START EXTRACTED INFORMATION

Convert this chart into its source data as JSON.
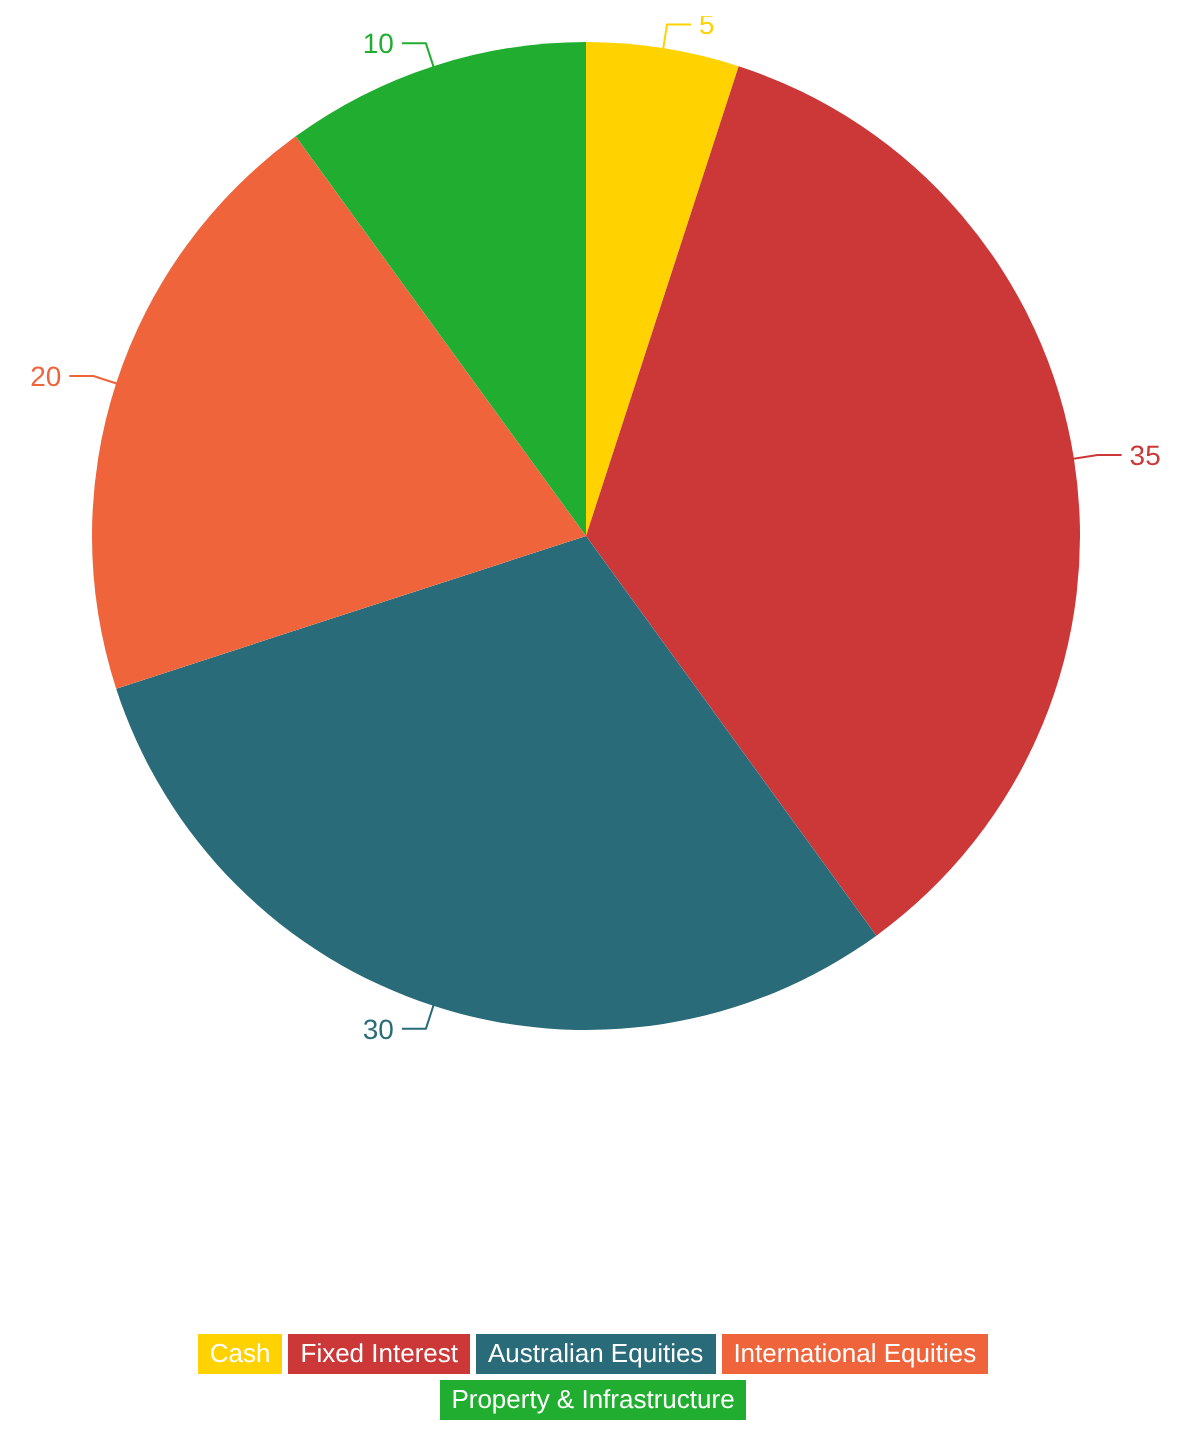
{
  "chart_data": {
    "type": "pie",
    "categories": [
      "Cash",
      "Fixed Interest",
      "Australian Equities",
      "International Equities",
      "Property & Infrastructure"
    ],
    "values": [
      5,
      35,
      30,
      20,
      10
    ],
    "colors": [
      "#ffd200",
      "#cc3737",
      "#296b78",
      "#ef643a",
      "#21ae30"
    ],
    "data_labels": true,
    "legend": "bottom"
  }
}
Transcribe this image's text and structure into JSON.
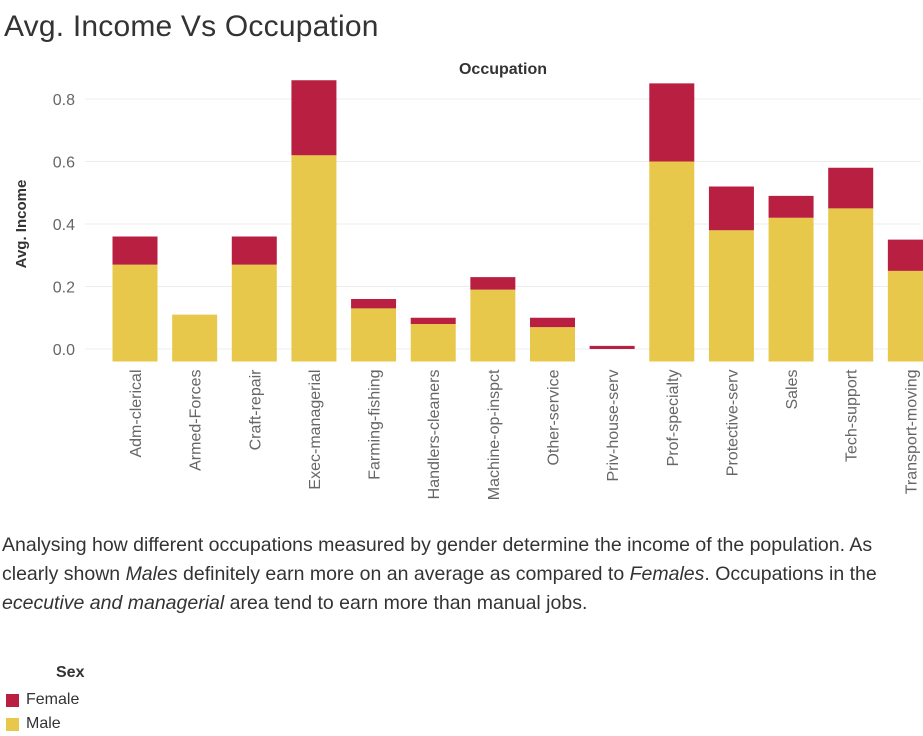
{
  "title": "Avg. Income Vs Occupation",
  "description": {
    "p1": "Analysing how different occupations measured by gender determine the income of the population. As clearly shown ",
    "em1": "Males",
    "p2": " definitely earn more on an average as compared to ",
    "em2": "Females",
    "p3": ". Occupations in the ",
    "em3": "ececutive and managerial",
    "p4": " area tend to earn more than manual jobs."
  },
  "legend": {
    "title": "Sex",
    "items": [
      {
        "label": "Female",
        "color": "#b81f41"
      },
      {
        "label": "Male",
        "color": "#e8c84a"
      }
    ]
  },
  "chart_data": {
    "type": "bar",
    "stacked": true,
    "column_header": "Occupation",
    "ylabel": "Avg. Income",
    "xlabel": "",
    "ylim": [
      -0.04,
      0.8
    ],
    "yticks": [
      0.0,
      0.2,
      0.4,
      0.6,
      0.8
    ],
    "ytick_labels": [
      "0.0",
      "0.2",
      "0.4",
      "0.6",
      "0.8"
    ],
    "grid": true,
    "categories": [
      "Adm-clerical",
      "Armed-Forces",
      "Craft-repair",
      "Exec-managerial",
      "Farming-fishing",
      "Handlers-cleaners",
      "Machine-op-inspct",
      "Other-service",
      "Priv-house-serv",
      "Prof-specialty",
      "Protective-serv",
      "Sales",
      "Tech-support",
      "Transport-moving"
    ],
    "series": [
      {
        "name": "Male",
        "color": "#e8c84a",
        "values": [
          0.27,
          0.11,
          0.27,
          0.62,
          0.13,
          0.08,
          0.19,
          0.07,
          0.0,
          0.6,
          0.38,
          0.42,
          0.45,
          0.25
        ]
      },
      {
        "name": "Female",
        "color": "#b81f41",
        "values": [
          0.09,
          0.0,
          0.09,
          0.24,
          0.03,
          0.02,
          0.04,
          0.03,
          0.01,
          0.25,
          0.14,
          0.07,
          0.13,
          0.1
        ]
      }
    ]
  }
}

END EXTRACTED INFORMATION

**TASK OBJECTIVE:** Without the pictures, restate each entry exactly.

**FINAL ANSWER:**
Convert this chart into its source data as JSON.
{
  "chart_data": {
    "type": "pie",
    "categories": [
      "Cash",
      "Fixed Interest",
      "Australian Equities",
      "International Equities",
      "Property & Infrastructure"
    ],
    "values": [
      5,
      35,
      30,
      20,
      10
    ],
    "colors": [
      "#ffd200",
      "#cc3737",
      "#296b78",
      "#ef643a",
      "#21ae30"
    ],
    "data_labels": true,
    "legend": "bottom"
  }
}
Transcribe this image's text and structure into JSON.
{
  "title": "Avg. Income Vs Occupation",
  "description": {
    "p1": "Analysing how different occupations measured by gender determine the income of the population. As clearly shown ",
    "em1": "Males",
    "p2": " definitely earn more on an average as compared to ",
    "em2": "Females",
    "p3": ". Occupations in the ",
    "em3": "ececutive and managerial",
    "p4": " area tend to earn more than manual jobs."
  },
  "legend": {
    "title": "Sex",
    "items": [
      {
        "label": "Female",
        "color": "#b81f41"
      },
      {
        "label": "Male",
        "color": "#e8c84a"
      }
    ]
  },
  "chart_data": {
    "type": "bar",
    "stacked": true,
    "column_header": "Occupation",
    "ylabel": "Avg. Income",
    "xlabel": "",
    "ylim": [
      -0.04,
      0.8
    ],
    "yticks": [
      0.0,
      0.2,
      0.4,
      0.6,
      0.8
    ],
    "ytick_labels": [
      "0.0",
      "0.2",
      "0.4",
      "0.6",
      "0.8"
    ],
    "grid": true,
    "categories": [
      "Adm-clerical",
      "Armed-Forces",
      "Craft-repair",
      "Exec-managerial",
      "Farming-fishing",
      "Handlers-cleaners",
      "Machine-op-inspct",
      "Other-service",
      "Priv-house-serv",
      "Prof-specialty",
      "Protective-serv",
      "Sales",
      "Tech-support",
      "Transport-moving"
    ],
    "series": [
      {
        "name": "Male",
        "color": "#e8c84a",
        "values": [
          0.27,
          0.11,
          0.27,
          0.62,
          0.13,
          0.08,
          0.19,
          0.07,
          0.0,
          0.6,
          0.38,
          0.42,
          0.45,
          0.25
        ]
      },
      {
        "name": "Female",
        "color": "#b81f41",
        "values": [
          0.09,
          0.0,
          0.09,
          0.24,
          0.03,
          0.02,
          0.04,
          0.03,
          0.01,
          0.25,
          0.14,
          0.07,
          0.13,
          0.1
        ]
      }
    ]
  }
}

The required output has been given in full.